** start of Entries supplied **
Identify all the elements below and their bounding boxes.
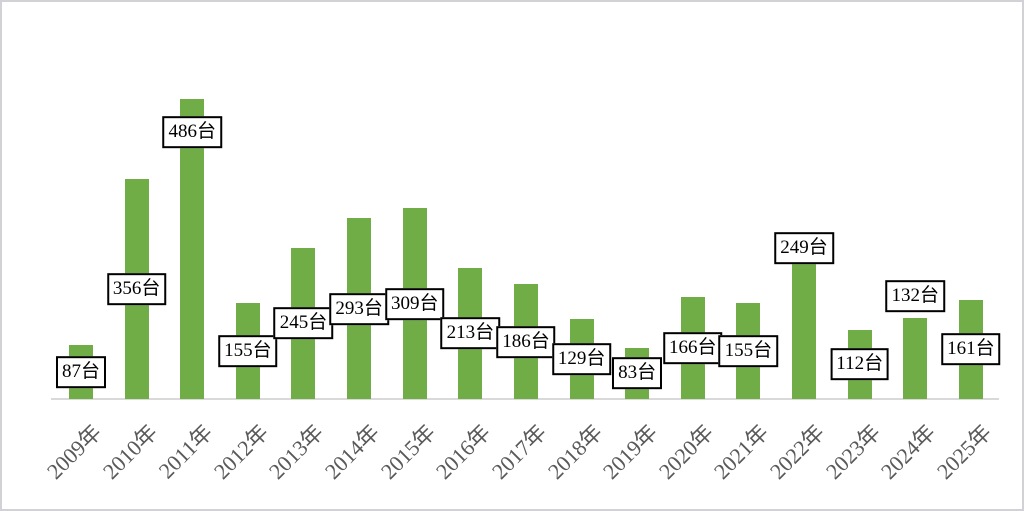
data-label-2009年: 87台: [55, 356, 107, 388]
data-label-2020年: 166台: [663, 332, 723, 364]
data-label-2014年: 293台: [329, 293, 389, 325]
x-tick-label-2012年: 2012年: [208, 419, 274, 484]
bar-2024年: [903, 318, 928, 399]
data-label-2010年: 356台: [106, 273, 167, 305]
data-label-2024年: 132台: [885, 280, 946, 312]
x-tick-label-2021年: 2021年: [709, 419, 774, 484]
x-tick-label-2009年: 2009年: [41, 419, 107, 484]
x-tick-label-2025年: 2025年: [931, 419, 997, 484]
x-tick-label-2024年: 2024年: [876, 419, 941, 484]
x-tick-label-2017年: 2017年: [486, 419, 552, 484]
x-tick-label-2020年: 2020年: [653, 419, 719, 484]
data-label-2015年: 309台: [384, 288, 445, 320]
data-label-2012年: 155台: [218, 335, 278, 367]
data-label-2022年: 249台: [774, 232, 834, 264]
data-label-2025年: 161台: [941, 333, 1001, 365]
x-tick-label-2014年: 2014年: [319, 419, 385, 484]
bar-2022年: [792, 245, 817, 399]
data-label-2021年: 155台: [718, 335, 779, 367]
x-tick-label-2018年: 2018年: [542, 419, 607, 484]
data-label-2018年: 129台: [551, 343, 612, 375]
data-label-2011年: 486台: [162, 116, 222, 148]
x-tick-label-2010年: 2010年: [97, 419, 162, 484]
data-label-2019年: 83台: [612, 357, 663, 389]
data-label-2017年: 186台: [496, 326, 556, 358]
data-label-2016年: 213台: [440, 317, 501, 349]
data-label-2023年: 112台: [830, 348, 890, 380]
x-tick-label-2022年: 2022年: [764, 419, 830, 484]
x-tick-label-2016年: 2016年: [431, 419, 496, 484]
x-tick-label-2019年: 2019年: [598, 419, 663, 484]
x-tick-label-2013年: 2013年: [264, 419, 329, 484]
x-tick-label-2011年: 2011年: [153, 419, 218, 484]
bar-2011年: [180, 99, 205, 399]
x-tick-label-2023年: 2023年: [820, 419, 885, 484]
data-label-2013年: 245台: [273, 307, 334, 339]
x-tick-label-2015年: 2015年: [375, 419, 440, 484]
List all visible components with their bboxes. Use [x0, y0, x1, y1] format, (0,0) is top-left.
** end of Entries supplied **
> **Instructions for the task**
Could you reproduce all of the lines above, character for character, leaving out the picture?

> **Response to this task**
Identify all the elements below and their bounding boxes.
data-label-2009年: 87台: [55, 356, 107, 388]
data-label-2020年: 166台: [663, 332, 723, 364]
data-label-2014年: 293台: [329, 293, 389, 325]
x-tick-label-2012年: 2012年: [208, 419, 274, 484]
bar-2024年: [903, 318, 928, 399]
data-label-2010年: 356台: [106, 273, 167, 305]
data-label-2024年: 132台: [885, 280, 946, 312]
x-tick-label-2021年: 2021年: [709, 419, 774, 484]
x-tick-label-2009年: 2009年: [41, 419, 107, 484]
x-tick-label-2025年: 2025年: [931, 419, 997, 484]
x-tick-label-2024年: 2024年: [876, 419, 941, 484]
x-tick-label-2017年: 2017年: [486, 419, 552, 484]
x-tick-label-2020年: 2020年: [653, 419, 719, 484]
data-label-2015年: 309台: [384, 288, 445, 320]
data-label-2012年: 155台: [218, 335, 278, 367]
data-label-2022年: 249台: [774, 232, 834, 264]
data-label-2025年: 161台: [941, 333, 1001, 365]
x-tick-label-2014年: 2014年: [319, 419, 385, 484]
bar-2022年: [792, 245, 817, 399]
data-label-2021年: 155台: [718, 335, 779, 367]
x-tick-label-2018年: 2018年: [542, 419, 607, 484]
data-label-2018年: 129台: [551, 343, 612, 375]
data-label-2011年: 486台: [162, 116, 222, 148]
x-tick-label-2010年: 2010年: [97, 419, 162, 484]
data-label-2019年: 83台: [612, 357, 663, 389]
data-label-2017年: 186台: [496, 326, 556, 358]
data-label-2016年: 213台: [440, 317, 501, 349]
data-label-2023年: 112台: [830, 348, 890, 380]
x-tick-label-2022年: 2022年: [764, 419, 830, 484]
x-tick-label-2016年: 2016年: [431, 419, 496, 484]
x-tick-label-2019年: 2019年: [598, 419, 663, 484]
x-tick-label-2013年: 2013年: [264, 419, 329, 484]
x-tick-label-2011年: 2011年: [153, 419, 218, 484]
bar-2011年: [180, 99, 205, 399]
x-tick-label-2023年: 2023年: [820, 419, 885, 484]
data-label-2013年: 245台: [273, 307, 334, 339]
x-tick-label-2015年: 2015年: [375, 419, 440, 484]
List all visible components with their bboxes. Use [x0, y0, x1, y1] format, (0,0) is top-left.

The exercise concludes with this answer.